— Begin —
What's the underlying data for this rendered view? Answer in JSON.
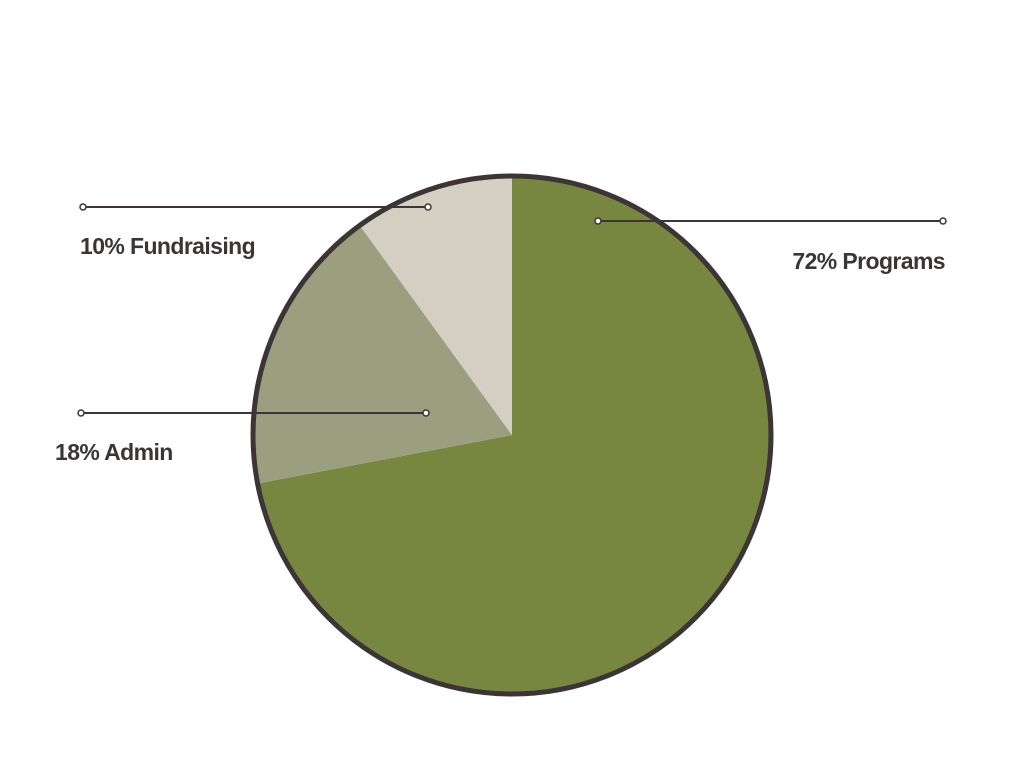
{
  "chart_data": {
    "type": "pie",
    "categories": [
      "Programs",
      "Admin",
      "Fundraising"
    ],
    "values": [
      72,
      18,
      10
    ],
    "value_labels": [
      "72%",
      "18%",
      "10%"
    ],
    "colors": [
      "#778740",
      "#9c9e80",
      "#d3cfc2"
    ]
  }
}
— End —
_WRITTEN TASK:_ Give back all entries exactly. No pictures belong in the copy.

_TASK RESPONSE:_
What's the underlying data for this rendered view? Answer in JSON.
{
  "chart_data": {
    "type": "pie",
    "categories": [
      "Programs",
      "Admin",
      "Fundraising"
    ],
    "values": [
      72,
      18,
      10
    ],
    "value_labels": [
      "72%",
      "18%",
      "10%"
    ],
    "colors": [
      "#778740",
      "#9c9e80",
      "#d3cfc2"
    ]
  }
}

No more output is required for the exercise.